- _Text section_
So today was the first day of school. Well, sort of. Jack had a one hour orientation for preschool and Emma started Mother's Day Out. As you can imagine I've had mixed emotions about all of it. How on earth is it possible that my firstborn will be going to kindergarten next year ? Although his behavior lately has been rather charm free (ok, downright obnoxious) and I may be looking into military school, but I digress.
What I'm really struggling with is sending Emma to Mother's Day Out. She's almost 2 and I always thought I'd keep her home as long as possible since she's my baby. Plus I have all that guilt that comes with the second one and how they don't get enough one on one time....
She's only going 2 mornings a week so it's not like I'm sending her off to boarding school or anything. I definitely think she's ready to get out and spread her wings a bit and play with someone other than her brother. I'm also hopeful that this will help with the fact that she still falls apart when I leave the room. She only wants me, all the time. Even the pediatrician recommended enrolling her in some sort of program so that she can start to get over the extreme separation anxiety.

(Items in a dataset)
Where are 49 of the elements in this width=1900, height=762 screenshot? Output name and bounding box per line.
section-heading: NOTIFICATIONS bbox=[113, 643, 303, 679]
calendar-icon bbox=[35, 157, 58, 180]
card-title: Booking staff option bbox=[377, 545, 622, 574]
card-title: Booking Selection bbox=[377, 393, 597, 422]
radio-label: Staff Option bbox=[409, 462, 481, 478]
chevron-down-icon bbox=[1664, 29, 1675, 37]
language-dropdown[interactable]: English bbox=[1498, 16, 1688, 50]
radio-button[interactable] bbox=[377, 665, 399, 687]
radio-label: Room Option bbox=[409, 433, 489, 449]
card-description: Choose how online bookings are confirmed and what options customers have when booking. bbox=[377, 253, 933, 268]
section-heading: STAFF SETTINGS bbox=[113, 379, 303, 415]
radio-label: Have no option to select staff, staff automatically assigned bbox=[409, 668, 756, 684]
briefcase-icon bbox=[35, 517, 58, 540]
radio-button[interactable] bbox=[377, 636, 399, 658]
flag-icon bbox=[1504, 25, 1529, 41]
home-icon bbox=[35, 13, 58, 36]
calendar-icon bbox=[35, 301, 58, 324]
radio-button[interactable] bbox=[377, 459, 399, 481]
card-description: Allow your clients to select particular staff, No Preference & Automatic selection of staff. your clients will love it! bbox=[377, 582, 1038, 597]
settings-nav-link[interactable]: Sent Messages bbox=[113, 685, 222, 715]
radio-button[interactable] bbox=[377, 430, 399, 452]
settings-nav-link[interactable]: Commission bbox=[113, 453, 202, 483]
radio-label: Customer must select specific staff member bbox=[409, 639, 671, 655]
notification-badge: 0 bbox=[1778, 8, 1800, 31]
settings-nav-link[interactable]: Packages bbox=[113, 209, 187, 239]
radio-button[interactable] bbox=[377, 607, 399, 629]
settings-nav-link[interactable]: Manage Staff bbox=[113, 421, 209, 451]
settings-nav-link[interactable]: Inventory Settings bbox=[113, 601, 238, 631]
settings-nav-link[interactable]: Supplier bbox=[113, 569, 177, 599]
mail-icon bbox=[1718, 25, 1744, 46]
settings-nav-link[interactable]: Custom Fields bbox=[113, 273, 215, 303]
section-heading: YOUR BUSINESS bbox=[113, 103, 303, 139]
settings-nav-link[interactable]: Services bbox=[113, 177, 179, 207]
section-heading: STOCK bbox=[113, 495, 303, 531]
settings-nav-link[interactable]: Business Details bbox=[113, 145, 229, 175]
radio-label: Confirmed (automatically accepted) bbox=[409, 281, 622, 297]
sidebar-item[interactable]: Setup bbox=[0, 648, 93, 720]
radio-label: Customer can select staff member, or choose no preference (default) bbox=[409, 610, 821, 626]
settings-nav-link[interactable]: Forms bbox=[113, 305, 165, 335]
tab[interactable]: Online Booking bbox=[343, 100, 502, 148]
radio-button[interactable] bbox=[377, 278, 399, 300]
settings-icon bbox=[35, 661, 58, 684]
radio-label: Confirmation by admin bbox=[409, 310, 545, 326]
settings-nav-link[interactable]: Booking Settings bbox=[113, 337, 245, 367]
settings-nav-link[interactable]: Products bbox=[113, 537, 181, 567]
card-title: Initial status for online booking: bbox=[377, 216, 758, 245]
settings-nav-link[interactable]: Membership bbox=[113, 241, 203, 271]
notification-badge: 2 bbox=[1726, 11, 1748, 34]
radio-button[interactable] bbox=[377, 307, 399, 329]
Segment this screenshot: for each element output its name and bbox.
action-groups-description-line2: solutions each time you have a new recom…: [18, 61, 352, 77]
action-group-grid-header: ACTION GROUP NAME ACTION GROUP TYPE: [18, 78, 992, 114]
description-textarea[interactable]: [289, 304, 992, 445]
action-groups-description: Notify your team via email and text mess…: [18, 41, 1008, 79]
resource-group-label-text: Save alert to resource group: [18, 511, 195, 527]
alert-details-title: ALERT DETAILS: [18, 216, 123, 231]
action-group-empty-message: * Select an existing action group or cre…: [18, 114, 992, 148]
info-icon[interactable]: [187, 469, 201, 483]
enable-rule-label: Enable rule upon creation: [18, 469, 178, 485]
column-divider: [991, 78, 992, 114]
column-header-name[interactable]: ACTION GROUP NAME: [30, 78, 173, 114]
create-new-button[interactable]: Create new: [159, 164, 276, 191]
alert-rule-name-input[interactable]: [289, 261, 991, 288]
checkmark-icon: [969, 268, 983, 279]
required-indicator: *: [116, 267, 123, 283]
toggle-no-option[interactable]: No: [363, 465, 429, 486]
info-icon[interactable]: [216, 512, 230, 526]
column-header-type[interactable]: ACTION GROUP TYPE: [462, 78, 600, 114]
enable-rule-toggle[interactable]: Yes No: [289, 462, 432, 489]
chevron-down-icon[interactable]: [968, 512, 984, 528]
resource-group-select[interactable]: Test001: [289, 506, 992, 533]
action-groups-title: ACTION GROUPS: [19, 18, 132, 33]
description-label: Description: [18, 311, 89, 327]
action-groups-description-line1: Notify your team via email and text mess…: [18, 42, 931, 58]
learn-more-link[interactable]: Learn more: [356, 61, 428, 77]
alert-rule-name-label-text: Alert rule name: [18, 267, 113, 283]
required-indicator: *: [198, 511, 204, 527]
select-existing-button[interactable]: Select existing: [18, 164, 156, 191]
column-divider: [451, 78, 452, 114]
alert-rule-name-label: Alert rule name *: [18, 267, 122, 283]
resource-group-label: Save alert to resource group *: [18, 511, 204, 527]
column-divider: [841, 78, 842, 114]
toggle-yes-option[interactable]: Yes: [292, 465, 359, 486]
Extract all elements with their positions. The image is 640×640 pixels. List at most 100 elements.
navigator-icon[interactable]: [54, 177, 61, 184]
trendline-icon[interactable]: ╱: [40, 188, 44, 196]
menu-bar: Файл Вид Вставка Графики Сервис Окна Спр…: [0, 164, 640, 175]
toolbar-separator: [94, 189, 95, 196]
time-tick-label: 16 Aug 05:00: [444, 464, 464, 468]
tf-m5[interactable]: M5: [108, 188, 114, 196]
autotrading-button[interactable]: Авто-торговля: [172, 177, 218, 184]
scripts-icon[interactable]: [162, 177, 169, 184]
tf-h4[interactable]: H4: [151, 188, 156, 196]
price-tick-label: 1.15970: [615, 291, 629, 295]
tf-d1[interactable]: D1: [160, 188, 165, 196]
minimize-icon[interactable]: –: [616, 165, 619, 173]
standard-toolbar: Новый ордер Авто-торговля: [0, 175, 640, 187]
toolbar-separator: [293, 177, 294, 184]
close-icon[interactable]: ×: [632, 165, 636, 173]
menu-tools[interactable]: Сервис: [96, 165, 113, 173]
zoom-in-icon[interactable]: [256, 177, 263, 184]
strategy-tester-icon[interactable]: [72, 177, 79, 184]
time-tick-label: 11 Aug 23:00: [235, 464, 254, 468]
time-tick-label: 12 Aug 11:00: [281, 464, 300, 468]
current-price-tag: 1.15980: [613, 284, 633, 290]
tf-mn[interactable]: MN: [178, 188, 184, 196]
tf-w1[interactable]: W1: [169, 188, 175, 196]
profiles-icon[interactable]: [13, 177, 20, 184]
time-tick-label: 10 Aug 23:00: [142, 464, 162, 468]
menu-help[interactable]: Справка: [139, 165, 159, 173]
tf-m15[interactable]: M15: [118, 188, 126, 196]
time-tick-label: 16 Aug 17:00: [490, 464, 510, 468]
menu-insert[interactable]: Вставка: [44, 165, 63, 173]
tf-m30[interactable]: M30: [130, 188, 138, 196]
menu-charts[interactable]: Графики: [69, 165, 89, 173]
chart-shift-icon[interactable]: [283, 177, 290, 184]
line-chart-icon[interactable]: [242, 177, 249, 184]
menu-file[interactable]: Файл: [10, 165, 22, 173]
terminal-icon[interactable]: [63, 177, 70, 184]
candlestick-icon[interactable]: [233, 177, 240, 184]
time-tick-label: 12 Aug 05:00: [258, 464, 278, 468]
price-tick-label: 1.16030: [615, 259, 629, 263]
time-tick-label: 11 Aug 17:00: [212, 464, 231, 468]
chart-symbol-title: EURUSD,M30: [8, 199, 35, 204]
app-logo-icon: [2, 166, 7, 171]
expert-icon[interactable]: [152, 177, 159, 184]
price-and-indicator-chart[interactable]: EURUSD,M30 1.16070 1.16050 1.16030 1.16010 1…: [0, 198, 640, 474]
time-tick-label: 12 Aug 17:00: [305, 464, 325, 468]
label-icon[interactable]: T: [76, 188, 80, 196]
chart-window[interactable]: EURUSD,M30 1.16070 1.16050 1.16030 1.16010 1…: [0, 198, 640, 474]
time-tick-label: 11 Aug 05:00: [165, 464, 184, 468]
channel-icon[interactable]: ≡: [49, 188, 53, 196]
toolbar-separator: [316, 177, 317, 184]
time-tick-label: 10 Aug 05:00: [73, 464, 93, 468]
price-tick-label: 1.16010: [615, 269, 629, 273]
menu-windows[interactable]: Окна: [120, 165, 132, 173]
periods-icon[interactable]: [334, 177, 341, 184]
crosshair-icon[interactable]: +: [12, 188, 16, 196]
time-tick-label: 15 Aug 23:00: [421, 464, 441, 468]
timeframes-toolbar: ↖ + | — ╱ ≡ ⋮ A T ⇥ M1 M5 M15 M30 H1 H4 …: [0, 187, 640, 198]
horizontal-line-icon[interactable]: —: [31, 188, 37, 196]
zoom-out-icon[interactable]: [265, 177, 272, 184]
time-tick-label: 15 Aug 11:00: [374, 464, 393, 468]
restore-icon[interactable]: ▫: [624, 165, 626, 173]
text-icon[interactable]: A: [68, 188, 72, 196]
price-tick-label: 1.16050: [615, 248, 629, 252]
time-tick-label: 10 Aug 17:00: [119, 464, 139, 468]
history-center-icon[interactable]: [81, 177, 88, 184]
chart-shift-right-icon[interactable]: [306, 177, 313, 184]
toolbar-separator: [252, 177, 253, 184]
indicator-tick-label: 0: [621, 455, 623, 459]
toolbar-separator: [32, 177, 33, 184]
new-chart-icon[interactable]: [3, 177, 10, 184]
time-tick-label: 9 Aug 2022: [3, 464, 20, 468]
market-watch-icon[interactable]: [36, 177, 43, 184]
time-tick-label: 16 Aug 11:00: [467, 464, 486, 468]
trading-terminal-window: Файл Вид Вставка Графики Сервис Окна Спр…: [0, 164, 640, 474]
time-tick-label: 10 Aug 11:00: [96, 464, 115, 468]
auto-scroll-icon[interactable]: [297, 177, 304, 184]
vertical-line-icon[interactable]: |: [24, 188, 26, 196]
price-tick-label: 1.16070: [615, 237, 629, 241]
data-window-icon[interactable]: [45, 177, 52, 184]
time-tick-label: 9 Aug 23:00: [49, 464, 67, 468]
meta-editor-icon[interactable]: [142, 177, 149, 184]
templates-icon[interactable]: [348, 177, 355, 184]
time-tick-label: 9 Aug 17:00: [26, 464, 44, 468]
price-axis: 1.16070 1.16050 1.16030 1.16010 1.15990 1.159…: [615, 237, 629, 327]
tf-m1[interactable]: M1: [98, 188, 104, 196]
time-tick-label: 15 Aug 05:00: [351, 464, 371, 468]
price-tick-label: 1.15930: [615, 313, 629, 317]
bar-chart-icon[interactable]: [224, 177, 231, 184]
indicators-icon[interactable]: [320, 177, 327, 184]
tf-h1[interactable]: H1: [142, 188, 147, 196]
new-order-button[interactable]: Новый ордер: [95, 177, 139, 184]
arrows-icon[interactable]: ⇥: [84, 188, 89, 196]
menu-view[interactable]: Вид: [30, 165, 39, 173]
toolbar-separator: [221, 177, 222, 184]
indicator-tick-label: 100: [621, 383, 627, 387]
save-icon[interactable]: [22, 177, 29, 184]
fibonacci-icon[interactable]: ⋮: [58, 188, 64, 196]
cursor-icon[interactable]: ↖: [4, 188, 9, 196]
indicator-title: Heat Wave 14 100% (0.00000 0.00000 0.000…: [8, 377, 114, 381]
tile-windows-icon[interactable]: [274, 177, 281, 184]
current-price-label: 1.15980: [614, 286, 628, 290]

- _Exercise 1_
Answer these questions from the first-day-of-school post:
(a) How long was Jack's preschool orientation?
(b) How old is Emma?
(c) How many mornings a week will Emma attend Mother's Day Out?
- _Exercise 2_
Carry on the first-day-of-school post, picking up after its last sentence.

- _Task answer 1_
(a) One hour.
(b) Almost 2.
(c) Two mornings a week.

- _Task answer 2_
But, oh, the guilt. She was fine when I left her, but of course when I picked her up she ran at me and clung to me as though she had been away at sea for a year. And I was crushed. Now, I've been down this road before. When Jack started MDO he cried at first too. They all do, according to the teacher. But it was different this time because I know how she gets when I leave the room and she can still see me. So I held her while she sobbed and fought back the tears while wondering how much money I should be putting away for her future therapy bills.
I'm sure (God, I hope) in a few weeks she'll settle in and really start to love it. Then I can relax a bit. Until I realize that she no longer needs to be attached to me all day long. That my baby is no longer a baby and that I am no longer the center of her universe.
I think I'd better be socking away some money for my own therapy as well.